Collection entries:
***

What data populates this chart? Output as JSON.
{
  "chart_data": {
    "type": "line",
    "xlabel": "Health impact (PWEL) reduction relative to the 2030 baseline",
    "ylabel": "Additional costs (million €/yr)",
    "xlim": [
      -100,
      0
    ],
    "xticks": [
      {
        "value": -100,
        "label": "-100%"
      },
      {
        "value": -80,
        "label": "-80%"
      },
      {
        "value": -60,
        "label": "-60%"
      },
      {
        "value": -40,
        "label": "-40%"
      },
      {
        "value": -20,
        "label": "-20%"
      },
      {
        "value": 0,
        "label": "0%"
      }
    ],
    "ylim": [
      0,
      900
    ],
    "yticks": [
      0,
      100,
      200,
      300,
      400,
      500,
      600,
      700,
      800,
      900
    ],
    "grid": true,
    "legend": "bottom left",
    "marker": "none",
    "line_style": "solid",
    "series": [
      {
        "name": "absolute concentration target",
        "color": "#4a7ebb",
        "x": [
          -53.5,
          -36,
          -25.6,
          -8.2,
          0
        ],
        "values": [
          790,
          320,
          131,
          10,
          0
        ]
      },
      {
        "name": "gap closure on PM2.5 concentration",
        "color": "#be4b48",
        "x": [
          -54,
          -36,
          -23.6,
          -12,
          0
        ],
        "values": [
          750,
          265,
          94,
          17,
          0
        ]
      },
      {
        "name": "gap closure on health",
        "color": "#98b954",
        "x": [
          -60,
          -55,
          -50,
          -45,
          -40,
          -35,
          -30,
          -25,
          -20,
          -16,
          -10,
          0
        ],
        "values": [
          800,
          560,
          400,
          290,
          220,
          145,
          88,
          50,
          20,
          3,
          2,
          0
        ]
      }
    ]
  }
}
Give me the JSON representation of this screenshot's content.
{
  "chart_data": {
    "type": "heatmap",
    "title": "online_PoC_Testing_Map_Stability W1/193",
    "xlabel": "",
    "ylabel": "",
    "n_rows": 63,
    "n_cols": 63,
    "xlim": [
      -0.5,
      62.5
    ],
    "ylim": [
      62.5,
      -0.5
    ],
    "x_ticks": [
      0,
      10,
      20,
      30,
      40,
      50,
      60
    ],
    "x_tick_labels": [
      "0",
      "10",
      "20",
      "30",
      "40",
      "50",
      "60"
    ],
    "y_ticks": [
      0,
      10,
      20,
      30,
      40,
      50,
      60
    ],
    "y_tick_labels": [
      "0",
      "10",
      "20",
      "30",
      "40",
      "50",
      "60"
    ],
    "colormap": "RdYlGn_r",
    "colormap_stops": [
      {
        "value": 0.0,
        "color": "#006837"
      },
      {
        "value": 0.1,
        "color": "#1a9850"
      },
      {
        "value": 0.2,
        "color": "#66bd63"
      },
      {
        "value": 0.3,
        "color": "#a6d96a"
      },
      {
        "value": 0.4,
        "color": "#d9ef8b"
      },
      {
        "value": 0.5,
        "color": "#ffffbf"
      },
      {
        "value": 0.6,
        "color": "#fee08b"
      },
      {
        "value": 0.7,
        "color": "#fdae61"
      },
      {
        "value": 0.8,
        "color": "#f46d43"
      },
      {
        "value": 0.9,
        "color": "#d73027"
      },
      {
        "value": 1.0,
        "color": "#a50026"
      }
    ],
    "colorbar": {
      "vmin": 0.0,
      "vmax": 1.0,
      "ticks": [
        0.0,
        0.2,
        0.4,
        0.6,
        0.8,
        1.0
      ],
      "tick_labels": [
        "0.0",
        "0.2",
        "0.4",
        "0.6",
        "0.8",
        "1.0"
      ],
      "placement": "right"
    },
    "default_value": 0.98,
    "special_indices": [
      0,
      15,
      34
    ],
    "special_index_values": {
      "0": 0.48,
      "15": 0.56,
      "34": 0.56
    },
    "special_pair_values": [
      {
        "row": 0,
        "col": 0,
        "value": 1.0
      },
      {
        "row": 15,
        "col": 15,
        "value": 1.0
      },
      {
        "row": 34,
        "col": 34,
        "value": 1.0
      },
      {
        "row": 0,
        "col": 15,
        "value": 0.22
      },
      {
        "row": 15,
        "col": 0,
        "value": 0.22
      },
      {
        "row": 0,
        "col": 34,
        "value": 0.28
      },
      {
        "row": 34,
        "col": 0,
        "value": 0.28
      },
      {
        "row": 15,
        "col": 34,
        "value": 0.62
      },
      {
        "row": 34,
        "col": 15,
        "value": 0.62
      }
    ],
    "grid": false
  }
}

***

• [SHORT EXERCISE] Go through the listing and print each line exactly as it appears.

• [ANSWER TO THE TASK]
What data populates this chart? Output as JSON.
{
  "chart_data": {
    "type": "line",
    "xlabel": "Health impact (PWEL) reduction relative to the 2030 baseline",
    "ylabel": "Additional costs (million €/yr)",
    "xlim": [
      -100,
      0
    ],
    "xticks": [
      {
        "value": -100,
        "label": "-100%"
      },
      {
        "value": -80,
        "label": "-80%"
      },
      {
        "value": -60,
        "label": "-60%"
      },
      {
        "value": -40,
        "label": "-40%"
      },
      {
        "value": -20,
        "label": "-20%"
      },
      {
        "value": 0,
        "label": "0%"
      }
    ],
    "ylim": [
      0,
      900
    ],
    "yticks": [
      0,
      100,
      200,
      300,
      400,
      500,
      600,
      700,
      800,
      900
    ],
    "grid": true,
    "legend": "bottom left",
    "marker": "none",
    "line_style": "solid",
    "series": [
      {
        "name": "absolute concentration target",
        "color": "#4a7ebb",
        "x": [
          -53.5,
          -36,
          -25.6,
          -8.2,
          0
        ],
        "values": [
          790,
          320,
          131,
          10,
          0
        ]
      },
      {
        "name": "gap closure on PM2.5 concentration",
        "color": "#be4b48",
        "x": [
          -54,
          -36,
          -23.6,
          -12,
          0
        ],
        "values": [
          750,
          265,
          94,
          17,
          0
        ]
      },
      {
        "name": "gap closure on health",
        "color": "#98b954",
        "x": [
          -60,
          -55,
          -50,
          -45,
          -40,
          -35,
          -30,
          -25,
          -20,
          -16,
          -10,
          0
        ],
        "values": [
          800,
          560,
          400,
          290,
          220,
          145,
          88,
          50,
          20,
          3,
          2,
          0
        ]
      }
    ]
  }
}
Give me the JSON representation of this screenshot's content.
{
  "chart_data": {
    "type": "heatmap",
    "title": "online_PoC_Testing_Map_Stability W1/193",
    "xlabel": "",
    "ylabel": "",
    "n_rows": 63,
    "n_cols": 63,
    "xlim": [
      -0.5,
      62.5
    ],
    "ylim": [
      62.5,
      -0.5
    ],
    "x_ticks": [
      0,
      10,
      20,
      30,
      40,
      50,
      60
    ],
    "x_tick_labels": [
      "0",
      "10",
      "20",
      "30",
      "40",
      "50",
      "60"
    ],
    "y_ticks": [
      0,
      10,
      20,
      30,
      40,
      50,
      60
    ],
    "y_tick_labels": [
      "0",
      "10",
      "20",
      "30",
      "40",
      "50",
      "60"
    ],
    "colormap": "RdYlGn_r",
    "colormap_stops": [
      {
        "value": 0.0,
        "color": "#006837"
      },
      {
        "value": 0.1,
        "color": "#1a9850"
      },
      {
        "value": 0.2,
        "color": "#66bd63"
      },
      {
        "value": 0.3,
        "color": "#a6d96a"
      },
      {
        "value": 0.4,
        "color": "#d9ef8b"
      },
      {
        "value": 0.5,
        "color": "#ffffbf"
      },
      {
        "value": 0.6,
        "color": "#fee08b"
      },
      {
        "value": 0.7,
        "color": "#fdae61"
      },
      {
        "value": 0.8,
        "color": "#f46d43"
      },
      {
        "value": 0.9,
        "color": "#d73027"
      },
      {
        "value": 1.0,
        "color": "#a50026"
      }
    ],
    "colorbar": {
      "vmin": 0.0,
      "vmax": 1.0,
      "ticks": [
        0.0,
        0.2,
        0.4,
        0.6,
        0.8,
        1.0
      ],
      "tick_labels": [
        "0.0",
        "0.2",
        "0.4",
        "0.6",
        "0.8",
        "1.0"
      ],
      "placement": "right"
    },
    "default_value": 0.98,
    "special_indices": [
      0,
      15,
      34
    ],
    "special_index_values": {
      "0": 0.48,
      "15": 0.56,
      "34": 0.56
    },
    "special_pair_values": [
      {
        "row": 0,
        "col": 0,
        "value": 1.0
      },
      {
        "row": 15,
        "col": 15,
        "value": 1.0
      },
      {
        "row": 34,
        "col": 34,
        "value": 1.0
      },
      {
        "row": 0,
        "col": 15,
        "value": 0.22
      },
      {
        "row": 15,
        "col": 0,
        "value": 0.22
      },
      {
        "row": 0,
        "col": 34,
        "value": 0.28
      },
      {
        "row": 34,
        "col": 0,
        "value": 0.28
      },
      {
        "row": 15,
        "col": 34,
        "value": 0.62
      },
      {
        "row": 34,
        "col": 15,
        "value": 0.62
      }
    ],
    "grid": false
  }
}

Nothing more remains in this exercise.